Filter the entries that follow, copying every line in which the word "stations" appears.

**Data entries:**
----
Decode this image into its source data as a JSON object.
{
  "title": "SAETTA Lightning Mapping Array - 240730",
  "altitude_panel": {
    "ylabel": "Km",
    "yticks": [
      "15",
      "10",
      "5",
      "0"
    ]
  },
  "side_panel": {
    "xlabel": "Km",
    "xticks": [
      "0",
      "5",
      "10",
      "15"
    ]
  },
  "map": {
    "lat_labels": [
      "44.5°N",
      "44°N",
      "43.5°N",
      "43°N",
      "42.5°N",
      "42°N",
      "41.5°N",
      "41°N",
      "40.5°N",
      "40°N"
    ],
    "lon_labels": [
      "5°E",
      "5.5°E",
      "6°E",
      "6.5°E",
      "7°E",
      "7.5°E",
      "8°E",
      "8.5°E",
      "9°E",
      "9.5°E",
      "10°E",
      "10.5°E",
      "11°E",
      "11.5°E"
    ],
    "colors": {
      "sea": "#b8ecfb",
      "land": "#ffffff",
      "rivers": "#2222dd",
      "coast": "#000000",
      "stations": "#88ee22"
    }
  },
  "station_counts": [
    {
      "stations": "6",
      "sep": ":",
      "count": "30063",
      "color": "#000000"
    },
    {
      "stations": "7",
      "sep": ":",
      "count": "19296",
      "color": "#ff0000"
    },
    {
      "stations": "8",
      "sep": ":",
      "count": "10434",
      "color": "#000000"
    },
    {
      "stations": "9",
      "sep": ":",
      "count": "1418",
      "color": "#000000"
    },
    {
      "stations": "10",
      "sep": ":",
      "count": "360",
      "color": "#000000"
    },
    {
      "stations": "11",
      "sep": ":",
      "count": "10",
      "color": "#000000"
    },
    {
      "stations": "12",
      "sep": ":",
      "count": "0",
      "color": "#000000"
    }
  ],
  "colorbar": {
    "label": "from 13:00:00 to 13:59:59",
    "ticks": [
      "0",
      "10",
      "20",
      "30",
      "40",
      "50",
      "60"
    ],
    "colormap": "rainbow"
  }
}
----
**Output for this task:**
      "stations": "#88ee22"
      "stations": "6",
      "stations": "7",
      "stations": "8",
      "stations": "9",
      "stations": "10",
      "stations": "11",
      "stations": "12",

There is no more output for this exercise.